■ Stated exercise
Check every line below for the word "nombre" and copy each one that has it.

■ Records
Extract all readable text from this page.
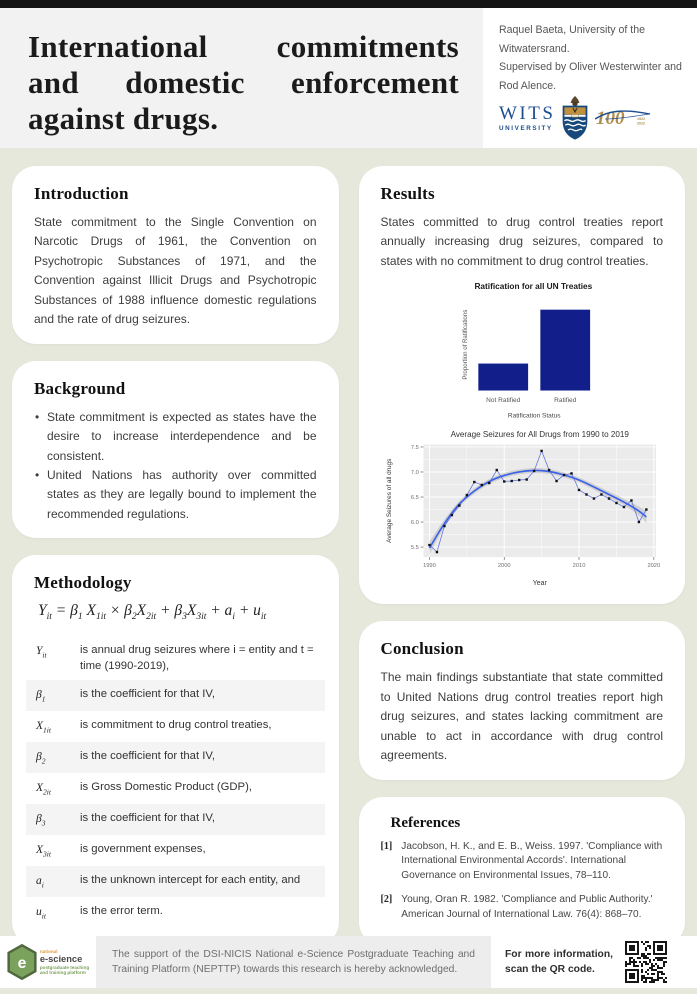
International commitments
and domestic enforcement
against drugs.

Raquel Baeta, University of the Witwatersrand.

Supervised by Oliver Westerwinter and Rod Alence.

WITS
UNIVERSITY 100	1922
2022
Introduction

State commitment to the Single Convention on Narcotic Drugs of 1961, the Convention on Psychotropic Substances of 1971, and the Convention against Illicit Drugs and Psychotropic Substances of 1988 influence domestic regulations and the rate of drug seizures.

Background
• State commitment is expected as states have the desire to increase interdependence and be consistent.
• United Nations has authority over committed states as they are legally bound to implement the recommended regulations.
Methodology
$Y_{it} = \beta_1$ $X_{1it} \times \beta_2X_{2it} + \beta_3X_{3it} + a_i + u_{it}$
$Y_{it}$	is annual drug seizures where i = entity and t = time (1990-2019),
$\beta_1$	is the coefficient for that IV,
$X_{1it}$	is commitment to drug control treaties,
$\beta_2$	is the coefficient for that IV,
$X_{2it}$	is Gross Domestic Product (GDP),
$\beta_3$	is the coefficient for that IV,
$X_{3it}$	is government expenses,
$a_i$	is the unknown intercept for each entity, and
$u_{it}$	is the error term.
Results

States committed to drug control treaties report annually increasing drug seizures, compared to states with no commitment to drug control treaties.

Ratification for all UN Treaties
Proportion of Ratifications
Not Ratified	Ratified
Ratification Status
Average Seizures for All Drugs from 1990 to 2019
5.5
6.0
6.5
7.0
7.5
1990	2000	2010	2020
Average Seizures of all drugs
Year
Conclusion

The main findings substantiate that state committed to United Nations drug control treaties report high drug seizures, and states lacking commitment are unable to act in accordance with drug control agreements.

References
[1] Jacobson, H. K., and E. B., Weiss. 1997. 'Compliance with International Environmental Accords'. International Governance on Environmental Issues, 78–110.
[2] Young, Oran R. 1982. 'Compliance and Public Authority.' American Journal of International Law. 76(4): 868–70.
e
national
e-science
postgraduate teaching
and training platform

The support of the DSI-NICIS National e-Science Postgraduate Teaching and Training Platform (NEPTTP) towards this research is hereby acknowledged.

For more information, scan the QR code.
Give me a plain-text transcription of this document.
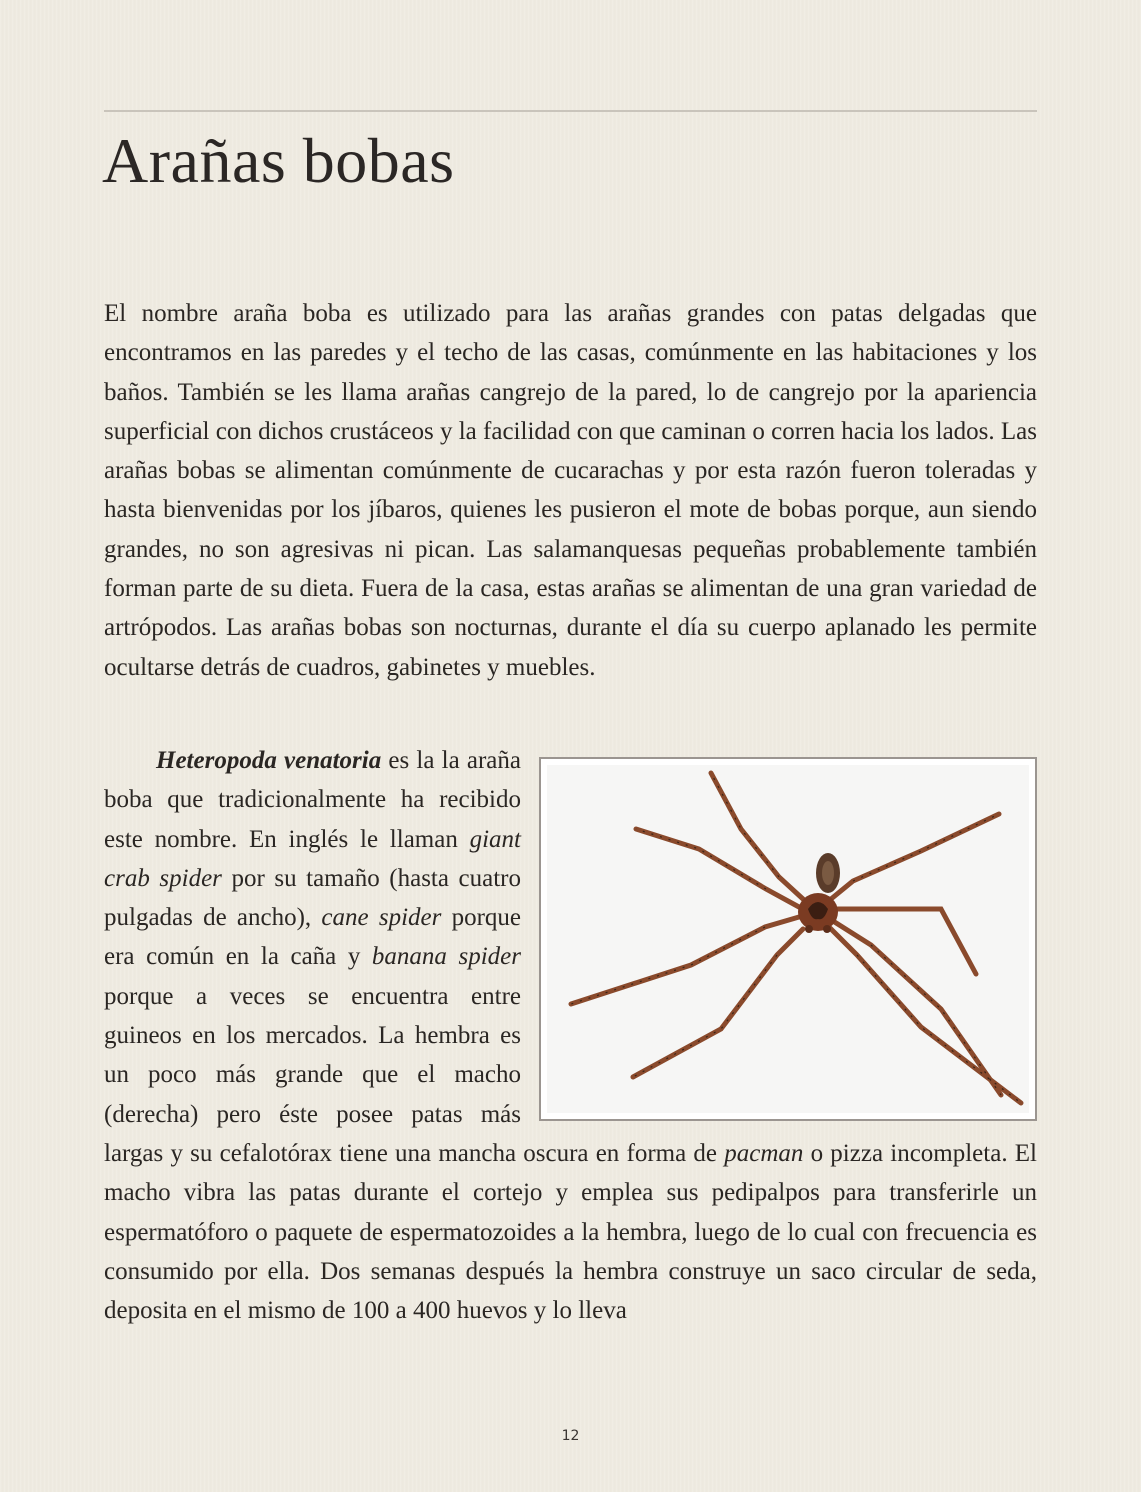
Arañas bobas

El nombre araña boba es utilizado para las arañas grandes con patas delgadas que encontramos en las paredes y el techo de las casas, comúnmente en las habitaciones y los baños. También se les llama arañas cangrejo de la pared, lo de cangrejo por la apariencia superficial con dichos crustáceos y la facilidad con que caminan o corren hacia los lados. Las arañas bobas se alimentan comúnmente de cucarachas y por esta razón fueron toleradas y hasta bienvenidas por los jíbaros, quienes les pusieron el mote de bobas porque, aun siendo grandes, no son agresivas ni pican. Las salamanquesas pequeñas probablemente también forman parte de su dieta. Fuera de la casa, estas arañas se alimentan de una gran variedad de artrópodos. Las arañas bobas son nocturnas, durante el día su cuerpo aplanado les permite ocultarse detrás de cuadros, gabinetes y muebles.

Heteropoda venatoria es la la araña boba que tradicionalmente ha recibido este nombre. En inglés le llaman giant crab spider por su tamaño (hasta cuatro pulgadas de ancho), cane spider porque era común en la caña y banana spider porque a veces se encuentra entre guineos en los mercados. La hembra es un poco más grande que el macho (derecha) pero éste posee patas más largas y su cefalotórax tiene una mancha oscura en forma de pacman o pizza incompleta. El macho vibra las patas durante el cortejo y emplea sus pedipalpos para transferirle un espermatóforo o paquete de espermatozoides a la hembra, luego de lo cual con frecuencia es consumido por ella. Dos semanas después la hembra construye un saco circular de seda, deposita en el mismo de 100 a 400 huevos y lo lleva
12
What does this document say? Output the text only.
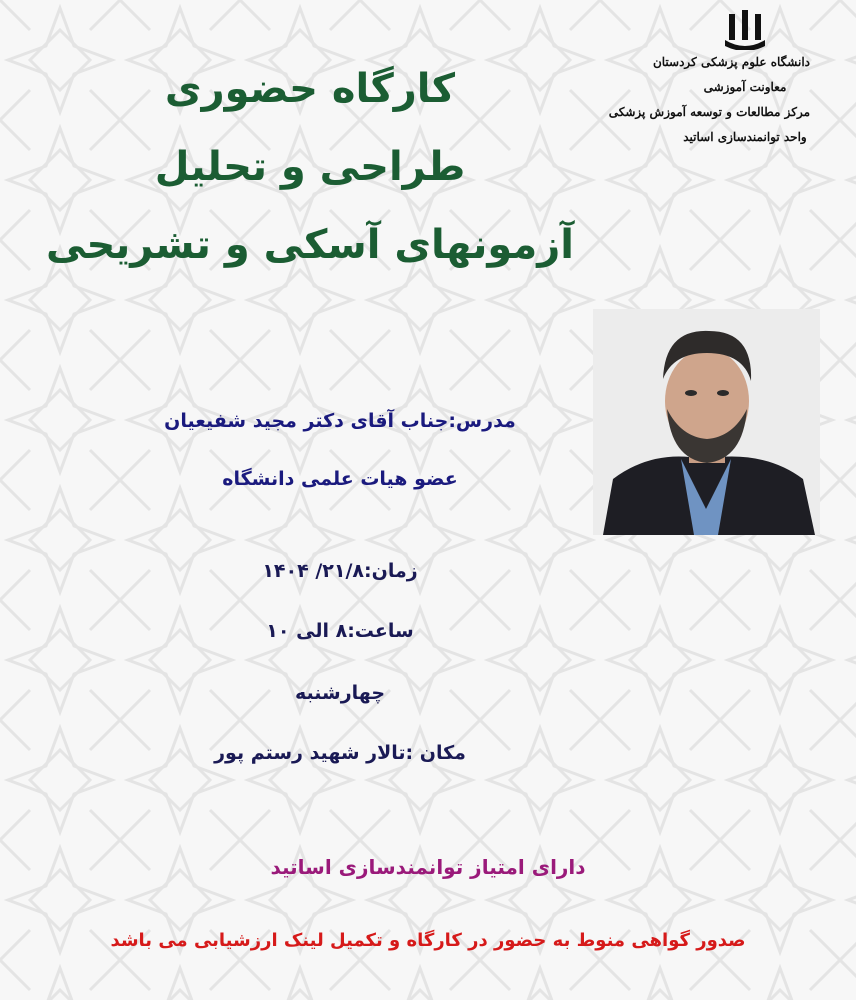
دانشگاه علوم پزشکی کردستان
معاونت آموزشی
مرکز مطالعات و توسعه آموزش پزشکی
واحد توانمندسازی اساتید
کارگاه حضوری
طراحی و تحلیل
آزمونهای آسکی و تشریحی
مدرس:جناب آقای دکتر مجید شفیعیان
عضو هیات علمی دانشگاه
زمان:۲۱/۸/ ۱۴۰۴
ساعت:۸ الی ۱۰
چهارشنبه
مکان :تالار شهید رستم پور
دارای امتیاز توانمندسازی اساتید
صدور گواهی منوط به حضور در کارگاه و تکمیل لینک ارزشیابی می باشد
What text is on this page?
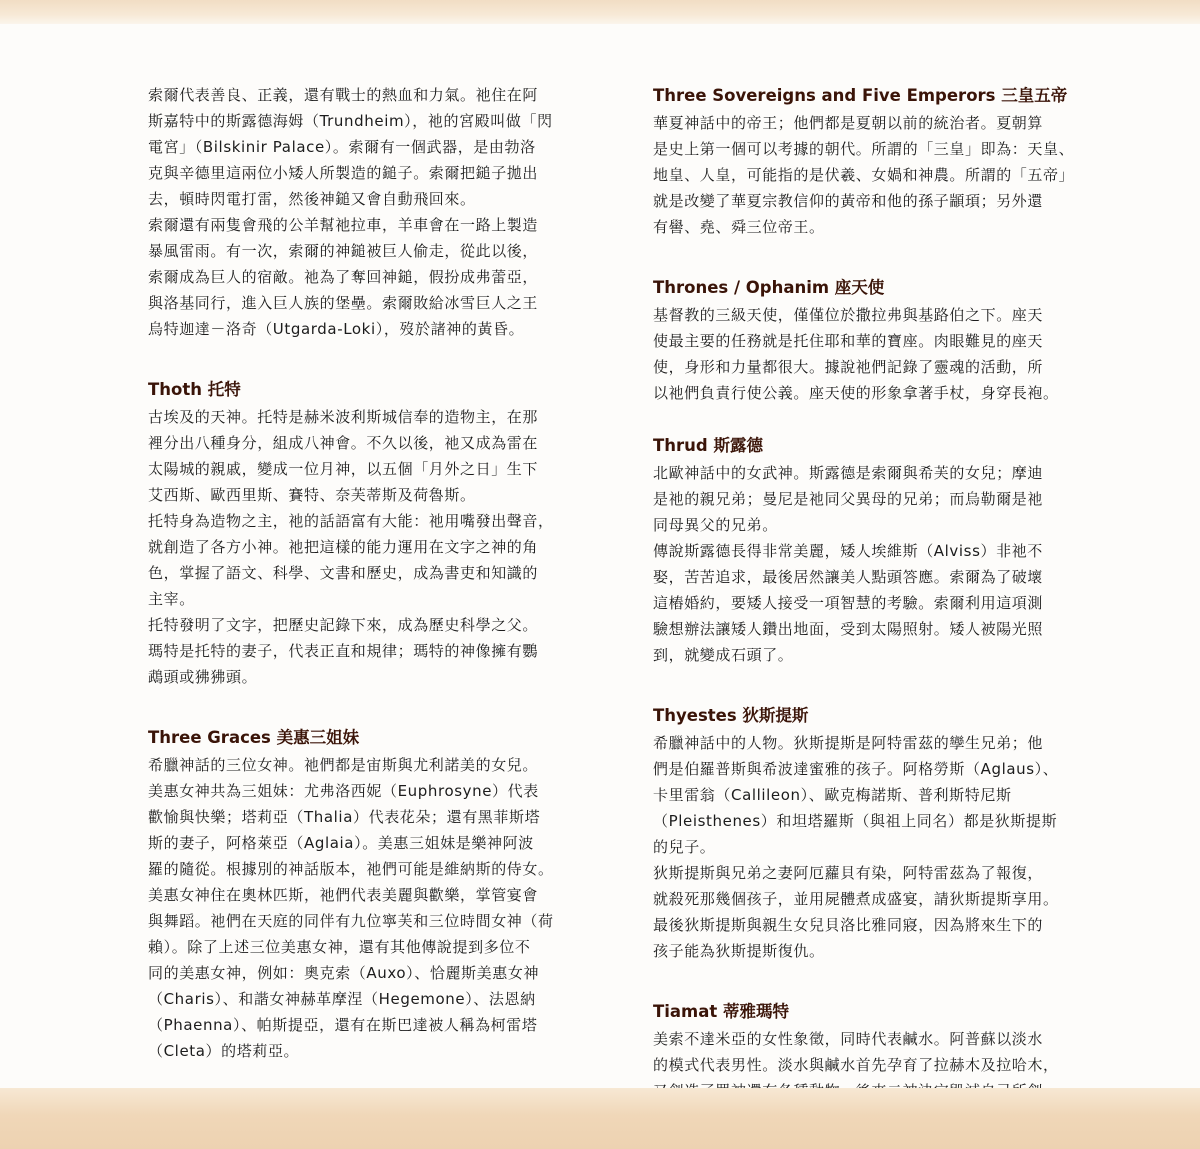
索爾代表善良、正義，還有戰士的熱血和力氣。祂住在阿
斯嘉特中的斯露德海姆（Trundheim），祂的宮殿叫做「閃
電宮」（Bilskinir Palace）。索爾有一個武器，是由勃洛
克與辛德里這兩位小矮人所製造的鎚子。索爾把鎚子拋出
去，頓時閃電打雷，然後神鎚又會自動飛回來。

索爾還有兩隻會飛的公羊幫祂拉車，羊車會在一路上製造
暴風雷雨。有一次，索爾的神鎚被巨人偷走，從此以後，
索爾成為巨人的宿敵。祂為了奪回神鎚，假扮成弗蕾亞，
與洛基同行，進入巨人族的堡壘。索爾敗給冰雪巨人之王
烏特迦達－洛奇（Utgarda-Loki），歿於諸神的黃昏。

Thoth 托特

古埃及的天神。托特是赫米波利斯城信奉的造物主，在那
裡分出八種身分，組成八神會。不久以後，祂又成為雷在
太陽城的親戚，變成一位月神，以五個「月外之日」生下
艾西斯、歐西里斯、賽特、奈芙蒂斯及荷魯斯。

托特身為造物之主，祂的話語富有大能：祂用嘴發出聲音，
就創造了各方小神。祂把這樣的能力運用在文字之神的角
色，掌握了語文、科學、文書和歷史，成為書吏和知識的
主宰。

托特發明了文字，把歷史記錄下來，成為歷史科學之父。
瑪特是托特的妻子，代表正直和規律；瑪特的神像擁有鸚
鵡頭或狒狒頭。

Three Graces 美惠三姐妹

希臘神話的三位女神。祂們都是宙斯與尤利諾美的女兒。
美惠女神共為三姐妹：尤弗洛西妮（Euphrosyne）代表
歡愉與快樂；塔莉亞（Thalia）代表花朵；還有黑菲斯塔
斯的妻子，阿格萊亞（Aglaia）。美惠三姐妹是樂神阿波
羅的隨從。根據別的神話版本，祂們可能是維納斯的侍女。
美惠女神住在奧林匹斯，祂們代表美麗與歡樂，掌管宴會
與舞蹈。祂們在天庭的同伴有九位寧芙和三位時間女神（荷
賴）。除了上述三位美惠女神，還有其他傳說提到多位不
同的美惠女神，例如：奧克索（Auxo）、恰麗斯美惠女神
（Charis）、和諧女神赫革摩涅（Hegemone）、法恩納
（Phaenna）、帕斯提亞，還有在斯巴達被人稱為柯雷塔
（Cleta）的塔莉亞。

Three Sovereigns and Five Emperors 三皇五帝

華夏神話中的帝王；他們都是夏朝以前的統治者。夏朝算
是史上第一個可以考據的朝代。所謂的「三皇」即為：天皇、
地皇、人皇，可能指的是伏羲、女媧和神農。所謂的「五帝」
就是改變了華夏宗教信仰的黃帝和他的孫子顓頊；另外還
有嚳、堯、舜三位帝王。

Thrones / Ophanim 座天使

基督教的三級天使，僅僅位於撒拉弗與基路伯之下。座天
使最主要的任務就是托住耶和華的寶座。肉眼難見的座天
使，身形和力量都很大。據說祂們記錄了靈魂的活動，所
以祂們負責行使公義。座天使的形象拿著手杖，身穿長袍。

Thrud 斯露德

北歐神話中的女武神。斯露德是索爾與希芙的女兒；摩迪
是祂的親兄弟；曼尼是祂同父異母的兄弟；而烏勒爾是祂
同母異父的兄弟。

傳說斯露德長得非常美麗，矮人埃維斯（Alviss）非祂不
娶，苦苦追求，最後居然讓美人點頭答應。索爾為了破壞
這樁婚約，要矮人接受一項智慧的考驗。索爾利用這項測
驗想辦法讓矮人鑽出地面，受到太陽照射。矮人被陽光照
到，就變成石頭了。

Thyestes 狄斯提斯

希臘神話中的人物。狄斯提斯是阿特雷茲的孿生兄弟；他
們是伯羅普斯與希波達蜜雅的孩子。阿格勞斯（Aglaus）、
卡里雷翁（Callileon）、歐克梅諾斯、普利斯特尼斯
（Pleisthenes）和坦塔羅斯（與祖上同名）都是狄斯提斯
的兒子。

狄斯提斯與兄弟之妻阿厄蘿貝有染，阿特雷茲為了報復，
就殺死那幾個孩子，並用屍體煮成盛宴，請狄斯提斯享用。
最後狄斯提斯與親生女兒貝洛比雅同寢，因為將來生下的
孩子能為狄斯提斯復仇。

Tiamat 蒂雅瑪特

美索不達米亞的女性象徵，同時代表鹹水。阿普蘇以淡水
的模式代表男性。淡水與鹹水首先孕育了拉赫木及拉哈木，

■ Result of the task
El nombre araña boba es utilizado para las arañas grandes con patas delgadas que encontramos en las paredes y el techo de las casas, comúnmente en las habitaciones y los baños. También se les llama arañas cangrejo de la pared, lo de cangrejo por la apariencia superficial con dichos crustáceos y la facilidad con que caminan o corren hacia los lados. Las arañas bobas se alimentan comúnmente de cucarachas y por esta razón fueron toleradas y hasta bienvenidas por los jíbaros, quienes les pusieron el mote de bobas porque, aun siendo grandes, no son agresivas ni pican. Las salamanquesas pequeñas probablemente también forman parte de su dieta. Fuera de la casa, estas arañas se alimentan de una gran variedad de artrópodos. Las arañas bobas son nocturnas, durante el día su cuerpo aplanado les permite ocultarse detrás de cuadros, gabinetes y muebles.
Heteropoda venatoria es la la araña boba que tradicionalmente ha recibido este nombre. En inglés le llaman giant crab spider por su tamaño (hasta cuatro pulgadas de ancho), cane spider porque era común en la caña y banana spider porque a veces se encuentra entre guineos en los mercados. La hembra es un poco más grande que el macho (derecha) pero éste posee patas más largas y su cefalotórax tiene una mancha oscura en forma de pacman o pizza incompleta. El macho vibra las patas durante el cortejo y emplea sus pedipalpos para transferirle un espermatóforo o paquete de espermatozoides a la hembra, luego de lo cual con frecuencia es consumido por ella. Dos semanas después la hembra construye un saco circular de seda, deposita en el mismo de 100 a 400 huevos y lo lleva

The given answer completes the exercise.